_TASK_: Each line of the data that includes the string "type" is to be copied out.
#### DATASET
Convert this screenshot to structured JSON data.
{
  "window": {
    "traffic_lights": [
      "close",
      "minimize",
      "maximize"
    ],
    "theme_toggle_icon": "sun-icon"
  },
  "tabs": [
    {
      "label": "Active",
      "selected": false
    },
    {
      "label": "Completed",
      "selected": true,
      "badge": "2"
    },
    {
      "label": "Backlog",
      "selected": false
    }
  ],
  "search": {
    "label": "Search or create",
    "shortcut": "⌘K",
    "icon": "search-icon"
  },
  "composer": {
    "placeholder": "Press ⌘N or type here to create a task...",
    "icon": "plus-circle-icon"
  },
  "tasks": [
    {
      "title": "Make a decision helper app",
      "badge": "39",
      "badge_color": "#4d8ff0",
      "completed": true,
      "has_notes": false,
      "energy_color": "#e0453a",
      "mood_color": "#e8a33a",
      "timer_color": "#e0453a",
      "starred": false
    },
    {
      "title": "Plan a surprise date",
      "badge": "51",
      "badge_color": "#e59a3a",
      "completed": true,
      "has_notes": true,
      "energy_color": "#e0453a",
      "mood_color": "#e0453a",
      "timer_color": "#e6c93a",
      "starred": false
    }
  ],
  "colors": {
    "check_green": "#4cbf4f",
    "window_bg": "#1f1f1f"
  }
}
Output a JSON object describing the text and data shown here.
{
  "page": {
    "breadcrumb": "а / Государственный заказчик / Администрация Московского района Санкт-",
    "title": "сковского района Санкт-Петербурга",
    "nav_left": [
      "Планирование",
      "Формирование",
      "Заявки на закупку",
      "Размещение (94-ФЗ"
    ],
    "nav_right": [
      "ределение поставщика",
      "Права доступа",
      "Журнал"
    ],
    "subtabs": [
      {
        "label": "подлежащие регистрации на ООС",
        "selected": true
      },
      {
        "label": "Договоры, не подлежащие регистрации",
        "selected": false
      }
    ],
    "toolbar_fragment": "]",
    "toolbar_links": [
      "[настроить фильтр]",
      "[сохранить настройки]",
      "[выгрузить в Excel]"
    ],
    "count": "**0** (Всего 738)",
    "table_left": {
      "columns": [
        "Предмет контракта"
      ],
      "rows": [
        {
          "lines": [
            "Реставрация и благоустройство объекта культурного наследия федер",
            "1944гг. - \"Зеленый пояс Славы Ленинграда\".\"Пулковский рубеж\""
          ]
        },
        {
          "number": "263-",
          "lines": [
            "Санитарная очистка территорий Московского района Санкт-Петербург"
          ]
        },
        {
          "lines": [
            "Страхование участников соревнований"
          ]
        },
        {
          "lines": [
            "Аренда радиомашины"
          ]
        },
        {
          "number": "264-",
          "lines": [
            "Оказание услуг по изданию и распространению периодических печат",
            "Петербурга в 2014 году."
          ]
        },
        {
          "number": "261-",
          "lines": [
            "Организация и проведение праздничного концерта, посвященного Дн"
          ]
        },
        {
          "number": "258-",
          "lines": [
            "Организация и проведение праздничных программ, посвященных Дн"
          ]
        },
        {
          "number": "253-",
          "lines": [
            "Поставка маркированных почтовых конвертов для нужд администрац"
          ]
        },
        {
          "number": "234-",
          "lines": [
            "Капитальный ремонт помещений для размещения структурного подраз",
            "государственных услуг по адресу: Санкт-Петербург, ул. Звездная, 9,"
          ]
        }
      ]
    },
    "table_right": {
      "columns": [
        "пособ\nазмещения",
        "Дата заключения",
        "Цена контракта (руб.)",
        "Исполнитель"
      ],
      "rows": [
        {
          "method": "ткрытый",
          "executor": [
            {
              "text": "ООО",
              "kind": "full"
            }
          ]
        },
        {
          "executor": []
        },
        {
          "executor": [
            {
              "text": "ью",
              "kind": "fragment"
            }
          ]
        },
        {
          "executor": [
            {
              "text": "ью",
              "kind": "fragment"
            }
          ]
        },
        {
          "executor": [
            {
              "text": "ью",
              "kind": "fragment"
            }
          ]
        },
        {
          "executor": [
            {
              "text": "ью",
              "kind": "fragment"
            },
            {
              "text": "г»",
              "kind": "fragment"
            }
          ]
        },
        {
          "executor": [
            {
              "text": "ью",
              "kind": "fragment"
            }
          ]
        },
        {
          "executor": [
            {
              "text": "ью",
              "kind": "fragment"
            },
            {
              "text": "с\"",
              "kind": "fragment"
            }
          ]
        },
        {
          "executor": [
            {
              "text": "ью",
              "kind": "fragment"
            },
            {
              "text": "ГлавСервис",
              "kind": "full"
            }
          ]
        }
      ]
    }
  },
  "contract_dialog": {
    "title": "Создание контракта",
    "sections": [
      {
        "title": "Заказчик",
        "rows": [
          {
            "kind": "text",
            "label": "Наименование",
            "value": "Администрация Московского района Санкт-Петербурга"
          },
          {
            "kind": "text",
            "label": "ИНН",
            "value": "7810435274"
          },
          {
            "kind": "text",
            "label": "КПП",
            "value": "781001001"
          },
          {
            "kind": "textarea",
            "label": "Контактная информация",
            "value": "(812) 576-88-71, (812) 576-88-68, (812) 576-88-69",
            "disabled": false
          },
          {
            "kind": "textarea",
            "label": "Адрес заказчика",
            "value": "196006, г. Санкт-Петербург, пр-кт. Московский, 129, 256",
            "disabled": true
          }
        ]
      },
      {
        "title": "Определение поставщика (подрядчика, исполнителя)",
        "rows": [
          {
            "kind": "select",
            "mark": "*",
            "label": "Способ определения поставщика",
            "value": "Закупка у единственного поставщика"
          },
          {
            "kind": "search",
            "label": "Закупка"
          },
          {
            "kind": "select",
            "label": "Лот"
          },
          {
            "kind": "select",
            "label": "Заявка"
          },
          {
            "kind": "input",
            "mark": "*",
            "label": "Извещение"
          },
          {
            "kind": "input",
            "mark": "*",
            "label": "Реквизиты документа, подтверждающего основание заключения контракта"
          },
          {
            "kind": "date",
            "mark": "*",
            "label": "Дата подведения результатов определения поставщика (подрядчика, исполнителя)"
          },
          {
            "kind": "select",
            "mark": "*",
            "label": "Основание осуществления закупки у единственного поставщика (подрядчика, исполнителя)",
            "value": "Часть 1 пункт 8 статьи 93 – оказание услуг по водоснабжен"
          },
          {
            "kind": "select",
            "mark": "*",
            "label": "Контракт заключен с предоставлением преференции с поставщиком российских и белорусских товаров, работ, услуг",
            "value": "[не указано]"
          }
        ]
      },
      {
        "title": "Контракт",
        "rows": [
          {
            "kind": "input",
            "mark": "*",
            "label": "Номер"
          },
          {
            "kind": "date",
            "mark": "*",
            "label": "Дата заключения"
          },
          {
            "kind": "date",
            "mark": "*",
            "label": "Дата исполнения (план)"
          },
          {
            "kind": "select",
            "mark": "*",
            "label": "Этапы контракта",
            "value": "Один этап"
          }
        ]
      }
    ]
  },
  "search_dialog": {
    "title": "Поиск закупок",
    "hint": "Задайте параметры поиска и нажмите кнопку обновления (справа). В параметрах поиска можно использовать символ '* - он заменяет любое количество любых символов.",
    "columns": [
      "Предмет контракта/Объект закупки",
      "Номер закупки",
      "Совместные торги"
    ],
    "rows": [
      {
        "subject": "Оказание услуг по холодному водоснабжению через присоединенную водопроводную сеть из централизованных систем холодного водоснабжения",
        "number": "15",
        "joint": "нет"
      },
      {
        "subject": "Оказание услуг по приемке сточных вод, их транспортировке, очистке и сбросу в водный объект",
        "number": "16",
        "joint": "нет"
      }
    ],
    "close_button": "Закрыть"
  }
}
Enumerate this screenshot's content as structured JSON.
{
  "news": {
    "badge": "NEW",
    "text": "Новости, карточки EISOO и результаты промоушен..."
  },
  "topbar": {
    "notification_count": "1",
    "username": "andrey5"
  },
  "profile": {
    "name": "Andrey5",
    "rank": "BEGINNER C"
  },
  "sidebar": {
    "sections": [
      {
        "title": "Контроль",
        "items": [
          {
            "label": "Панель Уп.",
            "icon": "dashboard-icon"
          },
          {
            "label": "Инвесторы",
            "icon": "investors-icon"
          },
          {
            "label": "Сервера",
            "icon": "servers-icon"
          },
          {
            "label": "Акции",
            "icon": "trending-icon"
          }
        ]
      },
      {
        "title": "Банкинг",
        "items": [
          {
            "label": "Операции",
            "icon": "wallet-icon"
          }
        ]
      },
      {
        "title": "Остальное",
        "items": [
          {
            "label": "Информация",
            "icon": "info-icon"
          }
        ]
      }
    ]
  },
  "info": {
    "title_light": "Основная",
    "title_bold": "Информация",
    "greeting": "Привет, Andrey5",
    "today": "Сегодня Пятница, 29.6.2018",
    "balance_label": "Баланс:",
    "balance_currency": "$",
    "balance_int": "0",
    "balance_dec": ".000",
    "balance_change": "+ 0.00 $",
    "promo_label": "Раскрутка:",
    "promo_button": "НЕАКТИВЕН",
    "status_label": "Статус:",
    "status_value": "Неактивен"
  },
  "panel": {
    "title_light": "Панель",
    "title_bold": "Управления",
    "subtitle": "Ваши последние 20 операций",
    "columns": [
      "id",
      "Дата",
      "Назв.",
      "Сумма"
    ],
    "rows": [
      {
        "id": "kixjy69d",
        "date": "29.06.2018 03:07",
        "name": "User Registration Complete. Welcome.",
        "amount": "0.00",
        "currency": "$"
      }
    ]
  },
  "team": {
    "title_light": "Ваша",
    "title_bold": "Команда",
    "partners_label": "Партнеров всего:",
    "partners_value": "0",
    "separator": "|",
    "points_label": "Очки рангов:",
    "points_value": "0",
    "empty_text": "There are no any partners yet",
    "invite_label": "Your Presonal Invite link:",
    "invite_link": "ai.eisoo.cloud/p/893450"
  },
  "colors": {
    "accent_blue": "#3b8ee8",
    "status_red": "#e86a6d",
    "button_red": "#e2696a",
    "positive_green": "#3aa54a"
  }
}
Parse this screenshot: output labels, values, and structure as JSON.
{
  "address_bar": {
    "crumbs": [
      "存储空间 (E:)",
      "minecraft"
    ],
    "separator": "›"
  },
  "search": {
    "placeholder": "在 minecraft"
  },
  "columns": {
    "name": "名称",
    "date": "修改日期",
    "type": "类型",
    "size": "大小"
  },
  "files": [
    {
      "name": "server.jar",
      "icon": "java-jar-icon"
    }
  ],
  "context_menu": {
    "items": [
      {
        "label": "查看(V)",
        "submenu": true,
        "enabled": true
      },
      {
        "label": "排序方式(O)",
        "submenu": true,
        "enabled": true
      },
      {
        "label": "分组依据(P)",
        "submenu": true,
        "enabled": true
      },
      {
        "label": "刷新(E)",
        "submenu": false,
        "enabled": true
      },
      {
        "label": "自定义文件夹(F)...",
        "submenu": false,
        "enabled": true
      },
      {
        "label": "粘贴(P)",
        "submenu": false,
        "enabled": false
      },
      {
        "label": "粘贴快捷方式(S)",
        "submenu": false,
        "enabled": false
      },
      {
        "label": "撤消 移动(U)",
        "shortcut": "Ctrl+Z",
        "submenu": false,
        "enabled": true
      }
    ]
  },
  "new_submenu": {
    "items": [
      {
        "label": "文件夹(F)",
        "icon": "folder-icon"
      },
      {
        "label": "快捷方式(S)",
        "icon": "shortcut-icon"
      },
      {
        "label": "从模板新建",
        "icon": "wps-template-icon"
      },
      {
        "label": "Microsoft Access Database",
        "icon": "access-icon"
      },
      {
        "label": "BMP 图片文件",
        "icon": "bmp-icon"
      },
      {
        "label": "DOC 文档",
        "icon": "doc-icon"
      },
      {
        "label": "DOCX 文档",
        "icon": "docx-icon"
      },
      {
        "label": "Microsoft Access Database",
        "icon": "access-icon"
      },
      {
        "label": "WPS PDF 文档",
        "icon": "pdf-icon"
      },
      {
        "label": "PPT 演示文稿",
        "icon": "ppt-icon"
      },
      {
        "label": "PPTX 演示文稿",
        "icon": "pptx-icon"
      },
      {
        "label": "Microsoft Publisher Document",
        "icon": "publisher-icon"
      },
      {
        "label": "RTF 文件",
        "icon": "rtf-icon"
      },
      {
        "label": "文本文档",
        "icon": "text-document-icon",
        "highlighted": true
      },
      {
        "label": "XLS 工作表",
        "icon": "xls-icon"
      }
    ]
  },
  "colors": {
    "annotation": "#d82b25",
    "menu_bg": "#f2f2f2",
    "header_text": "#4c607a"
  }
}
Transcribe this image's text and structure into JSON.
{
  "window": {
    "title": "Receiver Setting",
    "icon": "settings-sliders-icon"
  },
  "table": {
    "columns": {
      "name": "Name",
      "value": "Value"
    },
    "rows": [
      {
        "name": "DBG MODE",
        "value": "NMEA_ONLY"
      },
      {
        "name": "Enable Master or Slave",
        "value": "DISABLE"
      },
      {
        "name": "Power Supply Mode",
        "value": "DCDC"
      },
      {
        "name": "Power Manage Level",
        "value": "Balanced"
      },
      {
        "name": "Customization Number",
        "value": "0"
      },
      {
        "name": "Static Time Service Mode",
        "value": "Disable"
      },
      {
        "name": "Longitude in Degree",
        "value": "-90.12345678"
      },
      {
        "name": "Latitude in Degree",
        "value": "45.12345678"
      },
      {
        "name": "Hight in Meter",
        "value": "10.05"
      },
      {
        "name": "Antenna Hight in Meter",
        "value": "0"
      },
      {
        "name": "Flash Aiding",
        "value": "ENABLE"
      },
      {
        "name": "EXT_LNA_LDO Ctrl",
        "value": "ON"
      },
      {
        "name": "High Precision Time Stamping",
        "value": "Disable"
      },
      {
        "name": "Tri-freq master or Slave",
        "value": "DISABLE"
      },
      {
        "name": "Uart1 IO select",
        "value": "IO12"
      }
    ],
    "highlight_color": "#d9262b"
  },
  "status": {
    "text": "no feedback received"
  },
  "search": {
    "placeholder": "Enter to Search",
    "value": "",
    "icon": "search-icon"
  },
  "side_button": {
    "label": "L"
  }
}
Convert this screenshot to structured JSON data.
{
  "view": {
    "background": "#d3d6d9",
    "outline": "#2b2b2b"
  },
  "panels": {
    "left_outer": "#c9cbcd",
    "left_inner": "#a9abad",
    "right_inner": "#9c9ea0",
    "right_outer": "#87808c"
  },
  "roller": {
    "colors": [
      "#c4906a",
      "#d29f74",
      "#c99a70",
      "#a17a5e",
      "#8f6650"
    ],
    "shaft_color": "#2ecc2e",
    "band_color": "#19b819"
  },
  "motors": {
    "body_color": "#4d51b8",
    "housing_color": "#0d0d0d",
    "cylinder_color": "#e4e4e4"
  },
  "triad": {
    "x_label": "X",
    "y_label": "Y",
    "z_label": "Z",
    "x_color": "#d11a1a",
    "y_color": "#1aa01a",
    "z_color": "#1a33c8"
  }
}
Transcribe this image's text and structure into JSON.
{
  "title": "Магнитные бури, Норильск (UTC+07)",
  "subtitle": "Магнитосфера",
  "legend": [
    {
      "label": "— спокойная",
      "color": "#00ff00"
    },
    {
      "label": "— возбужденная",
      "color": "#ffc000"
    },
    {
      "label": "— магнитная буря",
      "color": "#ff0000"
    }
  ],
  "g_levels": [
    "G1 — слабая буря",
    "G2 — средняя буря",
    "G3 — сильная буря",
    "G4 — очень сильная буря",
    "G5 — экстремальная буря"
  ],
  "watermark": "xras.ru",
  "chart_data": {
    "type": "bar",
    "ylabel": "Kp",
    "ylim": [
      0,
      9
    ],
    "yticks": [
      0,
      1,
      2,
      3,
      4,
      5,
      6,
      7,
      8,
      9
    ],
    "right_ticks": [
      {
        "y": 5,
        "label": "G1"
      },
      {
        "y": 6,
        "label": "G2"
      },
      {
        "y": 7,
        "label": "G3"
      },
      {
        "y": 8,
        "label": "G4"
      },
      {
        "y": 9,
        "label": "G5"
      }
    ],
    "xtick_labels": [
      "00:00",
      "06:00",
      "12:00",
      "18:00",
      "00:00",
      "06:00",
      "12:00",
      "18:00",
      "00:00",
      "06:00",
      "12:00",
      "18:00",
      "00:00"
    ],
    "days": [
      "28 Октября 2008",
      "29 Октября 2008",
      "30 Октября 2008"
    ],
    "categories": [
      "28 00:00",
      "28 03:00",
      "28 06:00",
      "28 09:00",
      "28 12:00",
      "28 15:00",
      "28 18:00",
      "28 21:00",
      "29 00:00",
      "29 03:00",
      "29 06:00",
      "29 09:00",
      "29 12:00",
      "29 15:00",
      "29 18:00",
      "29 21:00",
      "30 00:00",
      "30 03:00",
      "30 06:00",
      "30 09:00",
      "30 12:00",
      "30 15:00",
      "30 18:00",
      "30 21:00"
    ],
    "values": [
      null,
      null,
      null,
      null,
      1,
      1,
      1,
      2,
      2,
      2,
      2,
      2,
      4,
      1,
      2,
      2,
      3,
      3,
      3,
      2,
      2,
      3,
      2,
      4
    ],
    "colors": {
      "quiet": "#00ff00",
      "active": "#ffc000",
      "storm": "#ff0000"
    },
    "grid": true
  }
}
########
_RESULT BELOW_:
    "placeholder": "Press ⌘N or type here to create a task...",
    "type": "类型",
    "type": "bar",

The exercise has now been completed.